__Estratto__.
───

Siani: “Svolta della carriera? Una telefonata. Maradona aveva una paura. E sui politici…”

Siani: “Svolta della carriera? Una telefonata. Maradona aveva una paura. E sui politici…”. Alessandro Siani e la svolta della carriera, l’attore e comico napoletano, 47 anni, si racconta partendo proprio dai primi passi nel mondo dello spettacolo in una intervista a ‘Il Corriere della Sera’. Ve ne proponiamo alcuni passaggi.

Cosa l’ha spinta a mettersi al centro dell’attenzione, a salire sul palco? 
«Da ragazzino ero già un comico nella mia classe, non quello che faceva le imitazioni dei professori e nemmeno il pagliaccio delle barzellette, ero un ragazzo che notava le contraddizioni che ci circondano e le trasformava in mini-monologhi. L’insegnante di religione mi propose di fare uno spettacolo per la scuola, mi disse che se facevo le prove di teatro me le scalavano dalle ore di studio. Accettai subito, anche perché io non amavo studiare, entravo a scuola solo quando mi ero proprio stufato di marinare».

───

__Informazioni fornite__.
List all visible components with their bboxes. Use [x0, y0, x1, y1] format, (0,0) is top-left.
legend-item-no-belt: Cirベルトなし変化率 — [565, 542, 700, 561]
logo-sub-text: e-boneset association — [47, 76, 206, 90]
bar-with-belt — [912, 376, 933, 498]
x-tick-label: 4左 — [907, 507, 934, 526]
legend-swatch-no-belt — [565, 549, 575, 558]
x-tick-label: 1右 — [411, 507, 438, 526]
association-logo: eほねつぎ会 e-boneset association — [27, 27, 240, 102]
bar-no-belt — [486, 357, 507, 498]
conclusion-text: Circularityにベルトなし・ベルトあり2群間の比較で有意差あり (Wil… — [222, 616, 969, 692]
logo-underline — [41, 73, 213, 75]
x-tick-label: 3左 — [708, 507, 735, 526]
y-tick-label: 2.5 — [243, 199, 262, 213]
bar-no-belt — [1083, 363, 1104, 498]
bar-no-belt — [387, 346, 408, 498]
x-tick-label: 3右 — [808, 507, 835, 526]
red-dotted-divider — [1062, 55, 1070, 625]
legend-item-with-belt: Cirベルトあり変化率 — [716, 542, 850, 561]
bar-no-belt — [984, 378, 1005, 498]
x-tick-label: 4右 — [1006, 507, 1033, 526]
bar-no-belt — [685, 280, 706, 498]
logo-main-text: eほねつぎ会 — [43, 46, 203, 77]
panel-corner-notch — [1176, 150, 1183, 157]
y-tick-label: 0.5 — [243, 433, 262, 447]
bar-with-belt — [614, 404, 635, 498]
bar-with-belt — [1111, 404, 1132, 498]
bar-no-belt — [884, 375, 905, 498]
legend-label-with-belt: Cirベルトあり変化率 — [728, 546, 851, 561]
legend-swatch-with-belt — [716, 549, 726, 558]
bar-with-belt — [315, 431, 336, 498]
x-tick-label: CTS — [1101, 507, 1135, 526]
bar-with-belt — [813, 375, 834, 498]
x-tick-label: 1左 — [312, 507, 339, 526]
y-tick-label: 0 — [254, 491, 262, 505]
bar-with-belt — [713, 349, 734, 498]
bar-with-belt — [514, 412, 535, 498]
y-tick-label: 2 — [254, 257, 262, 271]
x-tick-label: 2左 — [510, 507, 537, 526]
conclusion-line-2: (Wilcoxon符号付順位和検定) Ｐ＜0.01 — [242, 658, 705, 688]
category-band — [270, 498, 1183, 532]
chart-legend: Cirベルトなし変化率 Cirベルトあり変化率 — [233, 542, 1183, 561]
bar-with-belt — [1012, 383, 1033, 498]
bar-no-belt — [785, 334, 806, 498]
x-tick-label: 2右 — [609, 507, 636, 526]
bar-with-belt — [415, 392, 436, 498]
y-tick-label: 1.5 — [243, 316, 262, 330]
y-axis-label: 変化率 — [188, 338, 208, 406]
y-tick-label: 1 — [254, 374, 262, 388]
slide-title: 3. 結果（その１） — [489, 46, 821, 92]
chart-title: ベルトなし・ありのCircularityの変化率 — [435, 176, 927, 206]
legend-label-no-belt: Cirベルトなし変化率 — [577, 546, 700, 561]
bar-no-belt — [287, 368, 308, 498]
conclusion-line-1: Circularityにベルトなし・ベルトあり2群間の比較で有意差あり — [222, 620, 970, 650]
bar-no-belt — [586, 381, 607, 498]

───

__Cosa si richiede__.
Nell'estratto dell'intervista ad Alessandro Siani, chi gli propose di fare uno spettacolo per la scuola?

__Risposta corretta__.
L'insegnante di religione.